# [JOB]
Print the entries below in their entirety, exactly as they are written.
* begin *
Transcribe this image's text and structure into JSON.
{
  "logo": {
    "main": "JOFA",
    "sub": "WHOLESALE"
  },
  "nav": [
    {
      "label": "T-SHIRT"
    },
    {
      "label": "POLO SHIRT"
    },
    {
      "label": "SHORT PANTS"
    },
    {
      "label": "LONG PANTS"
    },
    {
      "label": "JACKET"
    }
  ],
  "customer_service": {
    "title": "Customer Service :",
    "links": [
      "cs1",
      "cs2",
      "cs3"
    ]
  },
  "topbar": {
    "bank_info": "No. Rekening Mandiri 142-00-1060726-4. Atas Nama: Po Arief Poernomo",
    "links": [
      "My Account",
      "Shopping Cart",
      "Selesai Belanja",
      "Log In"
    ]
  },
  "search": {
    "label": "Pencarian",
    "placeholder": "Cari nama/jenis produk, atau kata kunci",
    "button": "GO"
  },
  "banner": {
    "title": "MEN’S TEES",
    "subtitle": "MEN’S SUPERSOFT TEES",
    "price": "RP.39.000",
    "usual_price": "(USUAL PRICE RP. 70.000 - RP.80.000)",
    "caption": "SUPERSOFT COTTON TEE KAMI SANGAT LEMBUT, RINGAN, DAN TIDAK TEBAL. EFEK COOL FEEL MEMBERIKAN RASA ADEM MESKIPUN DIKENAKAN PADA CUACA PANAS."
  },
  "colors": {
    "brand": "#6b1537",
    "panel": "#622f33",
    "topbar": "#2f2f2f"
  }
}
* end *
# [EXPECTED ANSWER]
Transcribe this image's text and structure into JSON.
{
  "logo": {
    "main": "JOFA",
    "sub": "WHOLESALE"
  },
  "nav": [
    {
      "label": "T-SHIRT"
    },
    {
      "label": "POLO SHIRT"
    },
    {
      "label": "SHORT PANTS"
    },
    {
      "label": "LONG PANTS"
    },
    {
      "label": "JACKET"
    }
  ],
  "customer_service": {
    "title": "Customer Service :",
    "links": [
      "cs1",
      "cs2",
      "cs3"
    ]
  },
  "topbar": {
    "bank_info": "No. Rekening Mandiri 142-00-1060726-4. Atas Nama: Po Arief Poernomo",
    "links": [
      "My Account",
      "Shopping Cart",
      "Selesai Belanja",
      "Log In"
    ]
  },
  "search": {
    "label": "Pencarian",
    "placeholder": "Cari nama/jenis produk, atau kata kunci",
    "button": "GO"
  },
  "banner": {
    "title": "MEN’S TEES",
    "subtitle": "MEN’S SUPERSOFT TEES",
    "price": "RP.39.000",
    "usual_price": "(USUAL PRICE RP. 70.000 - RP.80.000)",
    "caption": "SUPERSOFT COTTON TEE KAMI SANGAT LEMBUT, RINGAN, DAN TIDAK TEBAL. EFEK COOL FEEL MEMBERIKAN RASA ADEM MESKIPUN DIKENAKAN PADA CUACA PANAS."
  },
  "colors": {
    "brand": "#6b1537",
    "panel": "#622f33",
    "topbar": "#2f2f2f"
  }
}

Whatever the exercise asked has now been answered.